**What the exercise asks**
Please list all lines of the material below in which the string "ellos" occurs.

►

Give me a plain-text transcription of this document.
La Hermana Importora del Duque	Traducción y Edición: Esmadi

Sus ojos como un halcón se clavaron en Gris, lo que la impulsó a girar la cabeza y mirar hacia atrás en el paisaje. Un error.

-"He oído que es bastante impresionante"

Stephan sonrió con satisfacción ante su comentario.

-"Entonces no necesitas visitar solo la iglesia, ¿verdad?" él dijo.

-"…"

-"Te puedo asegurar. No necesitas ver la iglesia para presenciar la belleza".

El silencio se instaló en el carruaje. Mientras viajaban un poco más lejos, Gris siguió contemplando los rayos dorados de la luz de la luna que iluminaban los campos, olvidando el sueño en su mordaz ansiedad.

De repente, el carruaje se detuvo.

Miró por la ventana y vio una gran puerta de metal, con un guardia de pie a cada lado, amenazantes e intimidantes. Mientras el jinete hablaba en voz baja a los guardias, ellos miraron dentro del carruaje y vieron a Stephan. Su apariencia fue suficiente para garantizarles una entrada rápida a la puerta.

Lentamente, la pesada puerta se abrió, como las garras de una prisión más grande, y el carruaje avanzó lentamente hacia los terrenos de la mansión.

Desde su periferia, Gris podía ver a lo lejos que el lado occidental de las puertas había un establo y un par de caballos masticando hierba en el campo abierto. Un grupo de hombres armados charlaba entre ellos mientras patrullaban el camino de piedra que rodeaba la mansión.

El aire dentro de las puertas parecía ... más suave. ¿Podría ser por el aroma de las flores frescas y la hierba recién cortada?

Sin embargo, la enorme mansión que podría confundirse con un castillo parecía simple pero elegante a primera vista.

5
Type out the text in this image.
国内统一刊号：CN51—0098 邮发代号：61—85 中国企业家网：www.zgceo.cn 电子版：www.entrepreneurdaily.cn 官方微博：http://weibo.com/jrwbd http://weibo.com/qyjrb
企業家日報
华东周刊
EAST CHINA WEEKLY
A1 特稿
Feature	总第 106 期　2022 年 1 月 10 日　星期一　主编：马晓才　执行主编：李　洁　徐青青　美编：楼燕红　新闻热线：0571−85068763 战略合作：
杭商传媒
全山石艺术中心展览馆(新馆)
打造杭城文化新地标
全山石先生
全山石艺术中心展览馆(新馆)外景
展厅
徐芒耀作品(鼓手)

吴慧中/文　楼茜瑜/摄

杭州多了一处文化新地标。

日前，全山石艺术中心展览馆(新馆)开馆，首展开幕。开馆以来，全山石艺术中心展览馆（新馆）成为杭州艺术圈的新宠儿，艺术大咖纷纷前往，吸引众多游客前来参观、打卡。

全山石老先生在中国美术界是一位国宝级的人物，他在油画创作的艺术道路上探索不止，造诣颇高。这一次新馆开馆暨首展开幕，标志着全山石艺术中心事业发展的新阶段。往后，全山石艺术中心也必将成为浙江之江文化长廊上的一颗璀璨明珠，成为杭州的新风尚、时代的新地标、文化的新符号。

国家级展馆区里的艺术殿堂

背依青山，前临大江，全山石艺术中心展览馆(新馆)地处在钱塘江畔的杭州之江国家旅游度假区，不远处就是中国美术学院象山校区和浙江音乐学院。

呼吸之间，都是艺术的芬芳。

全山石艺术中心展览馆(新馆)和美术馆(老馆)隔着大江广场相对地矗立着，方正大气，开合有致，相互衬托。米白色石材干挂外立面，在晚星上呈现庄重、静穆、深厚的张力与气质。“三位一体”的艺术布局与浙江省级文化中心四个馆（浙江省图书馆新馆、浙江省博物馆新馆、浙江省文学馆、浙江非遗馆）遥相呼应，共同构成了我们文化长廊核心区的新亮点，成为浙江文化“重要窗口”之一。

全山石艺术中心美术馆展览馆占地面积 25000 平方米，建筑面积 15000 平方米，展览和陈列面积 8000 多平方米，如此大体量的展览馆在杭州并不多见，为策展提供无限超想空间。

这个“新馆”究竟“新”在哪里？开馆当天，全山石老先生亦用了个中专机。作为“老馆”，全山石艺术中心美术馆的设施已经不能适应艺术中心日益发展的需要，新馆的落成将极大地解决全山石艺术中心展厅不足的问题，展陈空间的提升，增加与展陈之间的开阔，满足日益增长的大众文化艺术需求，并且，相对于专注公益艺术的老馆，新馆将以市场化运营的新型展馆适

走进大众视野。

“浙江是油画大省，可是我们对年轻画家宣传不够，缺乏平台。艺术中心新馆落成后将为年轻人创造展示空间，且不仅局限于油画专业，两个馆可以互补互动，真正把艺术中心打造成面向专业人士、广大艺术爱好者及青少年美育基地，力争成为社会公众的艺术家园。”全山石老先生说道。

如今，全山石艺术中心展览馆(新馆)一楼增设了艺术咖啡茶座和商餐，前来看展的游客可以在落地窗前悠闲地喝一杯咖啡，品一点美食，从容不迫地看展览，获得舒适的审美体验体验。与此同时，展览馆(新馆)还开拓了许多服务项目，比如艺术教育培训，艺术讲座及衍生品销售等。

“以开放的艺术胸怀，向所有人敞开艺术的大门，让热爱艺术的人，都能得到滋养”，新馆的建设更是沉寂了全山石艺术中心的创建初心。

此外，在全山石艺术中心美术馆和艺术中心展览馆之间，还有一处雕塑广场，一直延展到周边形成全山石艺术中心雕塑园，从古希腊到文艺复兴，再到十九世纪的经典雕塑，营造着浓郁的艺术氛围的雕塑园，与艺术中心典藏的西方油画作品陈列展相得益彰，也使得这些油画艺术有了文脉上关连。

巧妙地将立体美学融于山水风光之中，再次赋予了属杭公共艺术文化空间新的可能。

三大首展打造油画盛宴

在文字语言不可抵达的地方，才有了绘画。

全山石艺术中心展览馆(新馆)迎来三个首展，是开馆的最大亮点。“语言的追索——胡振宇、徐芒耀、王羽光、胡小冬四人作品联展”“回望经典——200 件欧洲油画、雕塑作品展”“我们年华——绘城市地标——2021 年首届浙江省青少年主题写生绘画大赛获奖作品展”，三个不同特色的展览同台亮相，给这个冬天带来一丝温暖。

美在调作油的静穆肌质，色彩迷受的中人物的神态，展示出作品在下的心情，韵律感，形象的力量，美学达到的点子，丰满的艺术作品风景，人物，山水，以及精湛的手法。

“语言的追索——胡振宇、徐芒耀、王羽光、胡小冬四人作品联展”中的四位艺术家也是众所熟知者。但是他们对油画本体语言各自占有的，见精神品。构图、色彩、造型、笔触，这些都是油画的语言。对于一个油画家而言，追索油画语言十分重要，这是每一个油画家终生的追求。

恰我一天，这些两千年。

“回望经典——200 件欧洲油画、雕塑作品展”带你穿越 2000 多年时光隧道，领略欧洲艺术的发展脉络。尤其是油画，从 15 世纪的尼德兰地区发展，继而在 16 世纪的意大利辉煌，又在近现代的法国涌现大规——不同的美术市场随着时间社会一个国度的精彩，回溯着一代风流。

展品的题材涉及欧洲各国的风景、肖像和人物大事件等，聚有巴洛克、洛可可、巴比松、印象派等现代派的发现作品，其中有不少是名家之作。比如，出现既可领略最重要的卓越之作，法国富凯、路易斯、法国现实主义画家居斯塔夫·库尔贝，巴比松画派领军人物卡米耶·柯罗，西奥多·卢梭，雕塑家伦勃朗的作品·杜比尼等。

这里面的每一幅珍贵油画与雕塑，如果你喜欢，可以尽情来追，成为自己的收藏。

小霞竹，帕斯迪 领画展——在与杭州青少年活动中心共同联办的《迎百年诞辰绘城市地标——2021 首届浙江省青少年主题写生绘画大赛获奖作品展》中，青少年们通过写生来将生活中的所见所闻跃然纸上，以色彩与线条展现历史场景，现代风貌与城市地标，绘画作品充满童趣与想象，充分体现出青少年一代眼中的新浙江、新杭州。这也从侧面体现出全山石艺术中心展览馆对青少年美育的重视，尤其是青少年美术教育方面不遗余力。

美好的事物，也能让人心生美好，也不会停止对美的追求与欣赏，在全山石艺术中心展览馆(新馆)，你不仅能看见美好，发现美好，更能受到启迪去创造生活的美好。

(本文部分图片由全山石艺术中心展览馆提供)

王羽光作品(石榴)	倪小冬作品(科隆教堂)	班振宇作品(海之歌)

◄

**Result**
Miró por la ventana y vio una gran puerta de metal, con un guardia de pie a cada lado, amenazantes e intimidantes. Mientras el jinete hablaba en voz baja a los guardias, ellos miraron dentro del carruaje y vieron a Stephan. Su apariencia fue suficiente para garantizarles una entrada rápida a la puerta.
Desde su periferia, Gris podía ver a lo lejos que el lado occidental de las puertas había un establo y un par de caballos masticando hierba en el campo abierto. Un grupo de hombres armados charlaba entre ellos mientras patrullaban el camino de piedra que rodeaba la mansión.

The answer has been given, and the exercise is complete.